Source extract>
# # #
TGEA 1.0.7 Beta 2 - Client problems during and after connection
by Jason "fireVein" Culwell · in Torque Game Engine Advanced · 04/03/2008 (8:16 am) · 13 replies
On a fresh install of the TGEA 1.0.7 SDK, with nothing modified at all, a client that is trying to connect to my server will crash. Upon examination of the logfile it says that there are several invalid datablocks. Having encountered this problem before, I went to to the terrain texture editor and removed all references to the textures that it had listed(wrong path) and the client connected fine. I believe this is a known issue already, however.
So, after the client is able to connect there is another issue... the scene isn't lit. Terrain is overbright, interiors are black, ect.. It turns out that during loading the client completely skips the lighting phase, and if there is a *.ml already there it won't load the file. I haven't looked at any scripts or code yet to see if I can find out why a connecting client is skipping the lighting phase. I will take a look at them a later when I have more time, just wanted to get this bug report up asap.
# # #
Record extracts>
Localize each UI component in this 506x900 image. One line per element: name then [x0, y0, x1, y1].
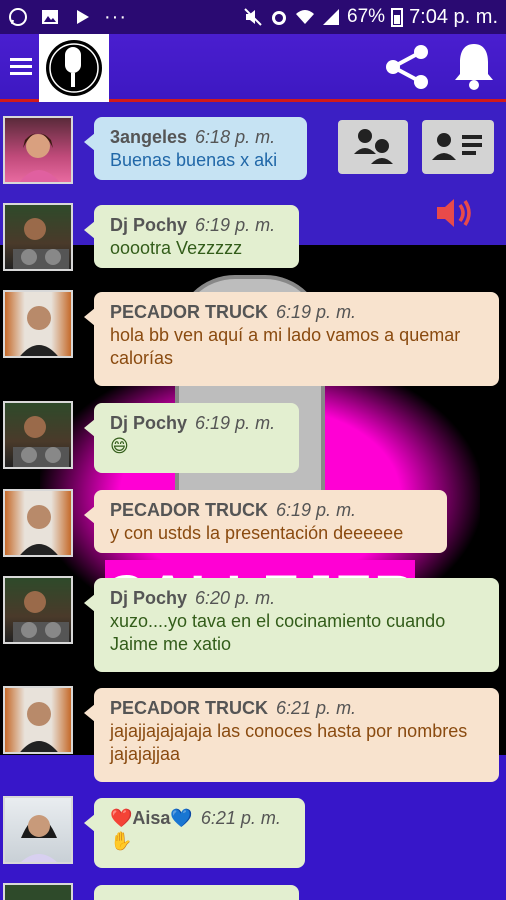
# # #
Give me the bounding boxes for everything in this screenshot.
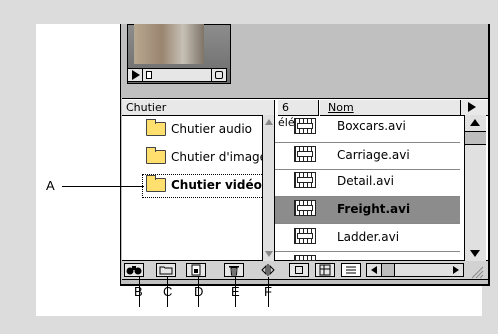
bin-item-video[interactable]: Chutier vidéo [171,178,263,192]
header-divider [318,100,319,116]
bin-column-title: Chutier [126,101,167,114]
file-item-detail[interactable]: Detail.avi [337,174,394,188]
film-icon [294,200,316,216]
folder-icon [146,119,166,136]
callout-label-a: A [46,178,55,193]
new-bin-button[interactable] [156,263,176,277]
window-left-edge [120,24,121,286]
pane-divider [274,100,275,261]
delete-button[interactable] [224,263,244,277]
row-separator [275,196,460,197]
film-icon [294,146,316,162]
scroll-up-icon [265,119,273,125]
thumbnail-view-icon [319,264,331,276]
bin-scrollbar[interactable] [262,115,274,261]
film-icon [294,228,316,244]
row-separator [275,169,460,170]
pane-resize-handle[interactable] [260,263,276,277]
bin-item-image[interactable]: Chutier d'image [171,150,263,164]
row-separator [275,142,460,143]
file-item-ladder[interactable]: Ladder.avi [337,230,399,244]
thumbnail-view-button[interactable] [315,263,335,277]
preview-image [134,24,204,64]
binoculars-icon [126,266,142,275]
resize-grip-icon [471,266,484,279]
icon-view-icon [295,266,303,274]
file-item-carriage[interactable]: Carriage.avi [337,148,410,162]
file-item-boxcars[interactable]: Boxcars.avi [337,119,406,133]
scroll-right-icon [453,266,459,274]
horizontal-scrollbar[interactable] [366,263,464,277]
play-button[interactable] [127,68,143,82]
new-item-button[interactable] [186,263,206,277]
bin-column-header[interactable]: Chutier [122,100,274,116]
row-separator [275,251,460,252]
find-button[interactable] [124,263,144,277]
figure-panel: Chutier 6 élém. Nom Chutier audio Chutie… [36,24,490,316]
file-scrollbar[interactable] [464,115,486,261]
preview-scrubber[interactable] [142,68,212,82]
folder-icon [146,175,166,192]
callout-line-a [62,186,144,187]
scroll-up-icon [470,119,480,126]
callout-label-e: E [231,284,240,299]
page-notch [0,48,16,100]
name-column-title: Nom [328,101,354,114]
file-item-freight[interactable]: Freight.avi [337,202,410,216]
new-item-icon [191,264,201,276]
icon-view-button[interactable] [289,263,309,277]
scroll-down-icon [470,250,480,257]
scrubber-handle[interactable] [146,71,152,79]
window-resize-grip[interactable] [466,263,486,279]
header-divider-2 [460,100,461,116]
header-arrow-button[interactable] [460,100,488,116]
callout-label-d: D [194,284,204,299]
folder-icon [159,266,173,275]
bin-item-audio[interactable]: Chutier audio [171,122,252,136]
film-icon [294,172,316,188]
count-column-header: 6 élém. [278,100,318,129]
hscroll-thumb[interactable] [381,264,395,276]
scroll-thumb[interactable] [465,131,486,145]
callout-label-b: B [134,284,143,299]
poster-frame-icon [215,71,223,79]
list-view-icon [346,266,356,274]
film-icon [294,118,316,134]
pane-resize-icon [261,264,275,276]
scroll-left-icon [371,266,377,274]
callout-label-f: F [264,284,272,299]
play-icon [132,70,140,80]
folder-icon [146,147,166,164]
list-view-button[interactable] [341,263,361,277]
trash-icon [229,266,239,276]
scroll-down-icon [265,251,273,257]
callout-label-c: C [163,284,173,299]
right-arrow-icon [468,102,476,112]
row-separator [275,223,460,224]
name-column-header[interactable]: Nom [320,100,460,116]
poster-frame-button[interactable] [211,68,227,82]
# # #
Given exercise> In the forum post, which phase does the connecting client skip completely during loading?

Task response> The lighting phase.